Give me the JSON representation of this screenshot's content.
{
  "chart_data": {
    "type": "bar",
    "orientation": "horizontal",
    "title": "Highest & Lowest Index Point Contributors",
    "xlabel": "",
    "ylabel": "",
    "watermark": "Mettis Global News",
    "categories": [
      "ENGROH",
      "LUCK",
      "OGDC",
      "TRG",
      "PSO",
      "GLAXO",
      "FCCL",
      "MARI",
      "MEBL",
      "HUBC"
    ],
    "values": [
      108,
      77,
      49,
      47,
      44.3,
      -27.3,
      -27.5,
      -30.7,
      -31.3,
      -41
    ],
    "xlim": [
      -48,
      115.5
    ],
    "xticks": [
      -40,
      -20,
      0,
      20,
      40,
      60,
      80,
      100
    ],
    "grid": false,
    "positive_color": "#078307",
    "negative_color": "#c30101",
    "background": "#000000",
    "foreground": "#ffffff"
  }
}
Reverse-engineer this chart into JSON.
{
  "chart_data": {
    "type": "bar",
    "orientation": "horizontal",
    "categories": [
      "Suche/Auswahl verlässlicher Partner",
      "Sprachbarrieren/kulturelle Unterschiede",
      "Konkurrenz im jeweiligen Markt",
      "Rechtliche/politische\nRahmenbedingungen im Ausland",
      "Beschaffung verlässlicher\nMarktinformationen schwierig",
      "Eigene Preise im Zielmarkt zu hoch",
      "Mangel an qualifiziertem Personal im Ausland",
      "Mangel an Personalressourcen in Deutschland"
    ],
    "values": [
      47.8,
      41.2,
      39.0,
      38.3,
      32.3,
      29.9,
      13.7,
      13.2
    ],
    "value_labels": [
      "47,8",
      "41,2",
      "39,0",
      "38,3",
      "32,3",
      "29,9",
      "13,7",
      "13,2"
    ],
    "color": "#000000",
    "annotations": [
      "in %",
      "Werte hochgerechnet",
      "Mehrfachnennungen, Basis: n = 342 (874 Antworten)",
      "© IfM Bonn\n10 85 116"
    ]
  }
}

----

**PROBLEM TO WORK ON:**
Transcribe every entry exactly.

**THE RESULT:**
Give me the JSON representation of this screenshot's content.
{
  "chart_data": {
    "type": "bar",
    "orientation": "horizontal",
    "title": "Highest & Lowest Index Point Contributors",
    "xlabel": "",
    "ylabel": "",
    "watermark": "Mettis Global News",
    "categories": [
      "ENGROH",
      "LUCK",
      "OGDC",
      "TRG",
      "PSO",
      "GLAXO",
      "FCCL",
      "MARI",
      "MEBL",
      "HUBC"
    ],
    "values": [
      108,
      77,
      49,
      47,
      44.3,
      -27.3,
      -27.5,
      -30.7,
      -31.3,
      -41
    ],
    "xlim": [
      -48,
      115.5
    ],
    "xticks": [
      -40,
      -20,
      0,
      20,
      40,
      60,
      80,
      100
    ],
    "grid": false,
    "positive_color": "#078307",
    "negative_color": "#c30101",
    "background": "#000000",
    "foreground": "#ffffff"
  }
}
Reverse-engineer this chart into JSON.
{
  "chart_data": {
    "type": "bar",
    "orientation": "horizontal",
    "categories": [
      "Suche/Auswahl verlässlicher Partner",
      "Sprachbarrieren/kulturelle Unterschiede",
      "Konkurrenz im jeweiligen Markt",
      "Rechtliche/politische\nRahmenbedingungen im Ausland",
      "Beschaffung verlässlicher\nMarktinformationen schwierig",
      "Eigene Preise im Zielmarkt zu hoch",
      "Mangel an qualifiziertem Personal im Ausland",
      "Mangel an Personalressourcen in Deutschland"
    ],
    "values": [
      47.8,
      41.2,
      39.0,
      38.3,
      32.3,
      29.9,
      13.7,
      13.2
    ],
    "value_labels": [
      "47,8",
      "41,2",
      "39,0",
      "38,3",
      "32,3",
      "29,9",
      "13,7",
      "13,2"
    ],
    "color": "#000000",
    "annotations": [
      "in %",
      "Werte hochgerechnet",
      "Mehrfachnennungen, Basis: n = 342 (874 Antworten)",
      "© IfM Bonn\n10 85 116"
    ]
  }
}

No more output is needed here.